Exercise instructions
Omit the pictures, please, and give each record below again exactly.

[Begin]

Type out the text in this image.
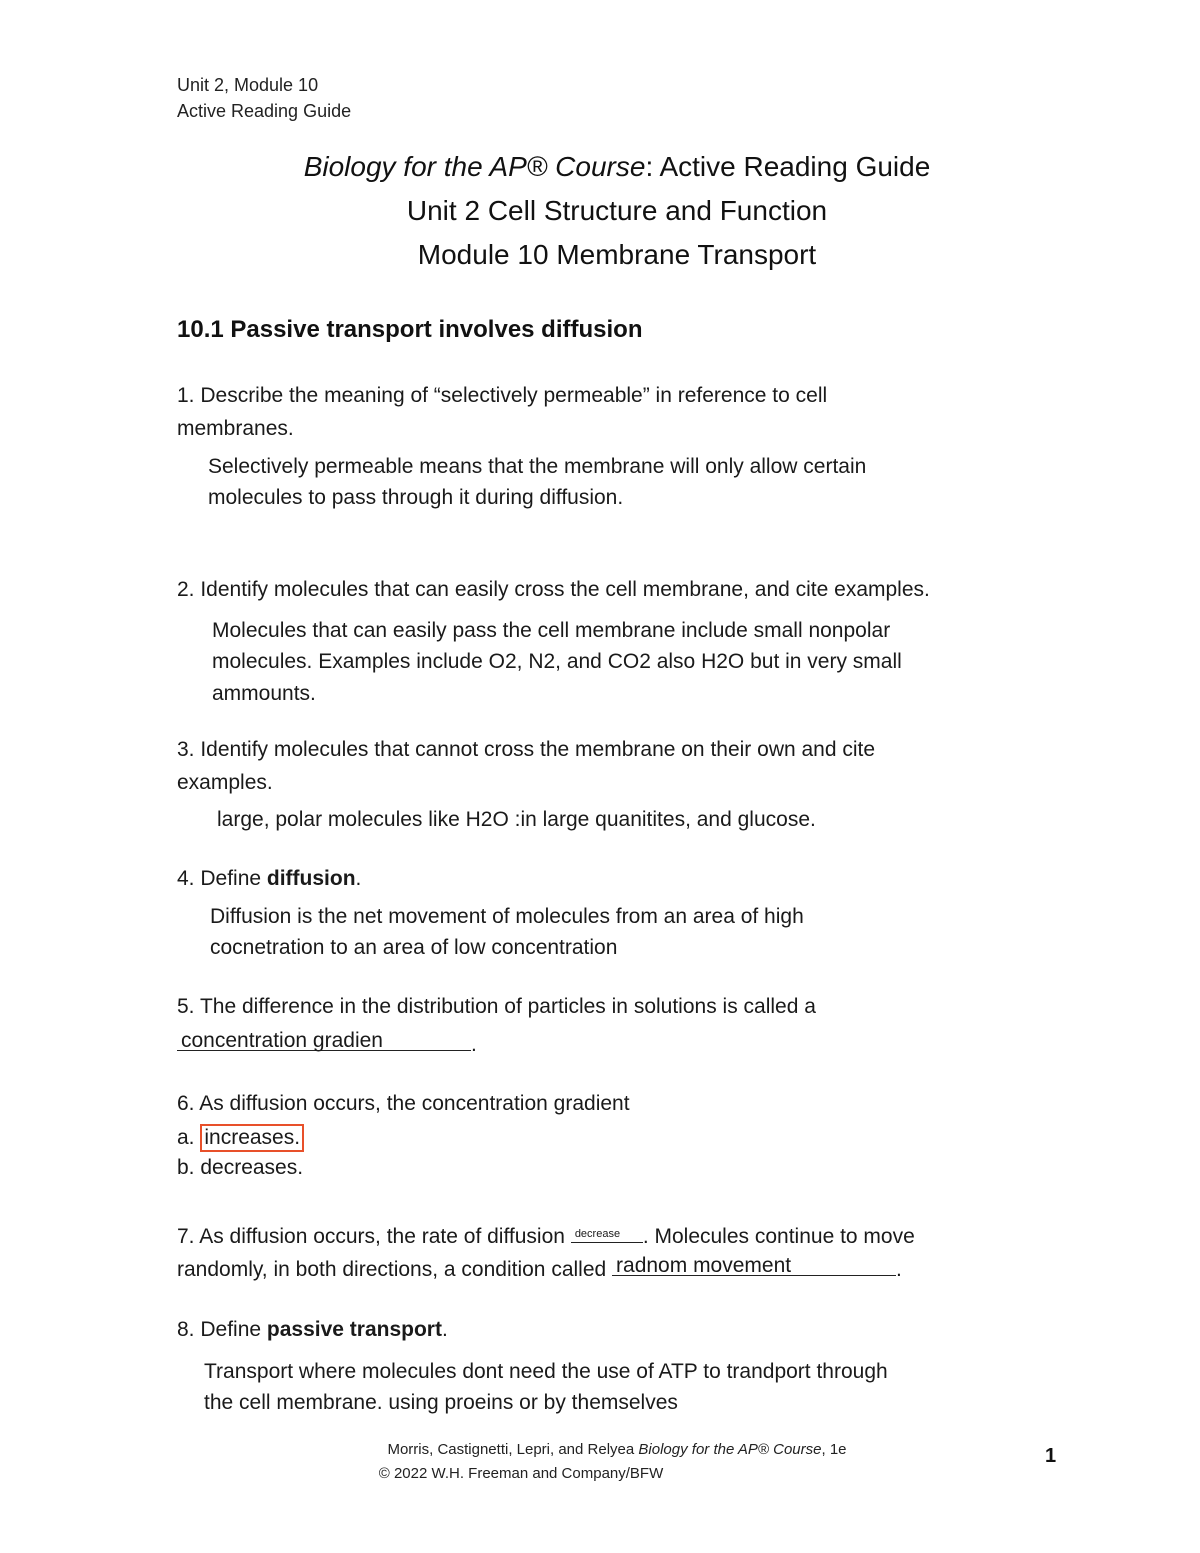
Unit 2, Module 10
Active Reading Guide
Biology for the AP® Course: Active Reading Guide
Unit 2 Cell Structure and Function
Module 10 Membrane Transport
10.1 Passive transport involves diffusion
1. Describe the meaning of “selectively permeable” in reference to cell
membranes.
Selectively permeable means that the membrane will only allow certain
molecules to pass through it during diffusion.
2. Identify molecules that can easily cross the cell membrane, and cite examples.
Molecules that can easily pass the cell membrane include small nonpolar
molecules. Examples include O2, N2, and CO2 also H2O but in very small
ammounts.
3. Identify molecules that cannot cross the membrane on their own and cite
examples.
large, polar molecules like H2O :in large quanitites, and glucose.
4. Define diffusion.
Diffusion is the net movement of molecules from an area of high
cocnetration to an area of low concentration
5. The difference in the distribution of particles in solutions is called a
concentration gradien	.
6. As diffusion occurs, the concentration gradient
a. increases.
b. decreases.
7. As diffusion occurs, the rate of diffusion decrease . Molecules continue to move
randomly, in both directions, a condition called radnom movement	.
8. Define passive transport.
Transport where molecules dont need the use of ATP to trandport through
the cell membrane. using proeins or by themselves
Morris, Castignetti, Lepri, and Relyea Biology for the AP® Course, 1e
© 2022 W.H. Freeman and Company/BFW
1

[End]

Answer to this exercise
Type out the text in this image.
Unit 2, Module 10
Active Reading Guide
Biology for the AP® Course: Active Reading Guide
Unit 2 Cell Structure and Function
Module 10 Membrane Transport
10.1 Passive transport involves diffusion
1. Describe the meaning of “selectively permeable” in reference to cell
membranes.
Selectively permeable means that the membrane will only allow certain
molecules to pass through it during diffusion.
2. Identify molecules that can easily cross the cell membrane, and cite examples.
Molecules that can easily pass the cell membrane include small nonpolar
molecules. Examples include O2, N2, and CO2 also H2O but in very small
ammounts.
3. Identify molecules that cannot cross the membrane on their own and cite
examples.
large, polar molecules like H2O :in large quanitites, and glucose.
4. Define diffusion.
Diffusion is the net movement of molecules from an area of high
cocnetration to an area of low concentration
5. The difference in the distribution of particles in solutions is called a
concentration gradien	.
6. As diffusion occurs, the concentration gradient
a. increases.
b. decreases.
7. As diffusion occurs, the rate of diffusion decrease . Molecules continue to move
randomly, in both directions, a condition called radnom movement	.
8. Define passive transport.
Transport where molecules dont need the use of ATP to trandport through
the cell membrane. using proeins or by themselves
Morris, Castignetti, Lepri, and Relyea Biology for the AP® Course, 1e
© 2022 W.H. Freeman and Company/BFW
1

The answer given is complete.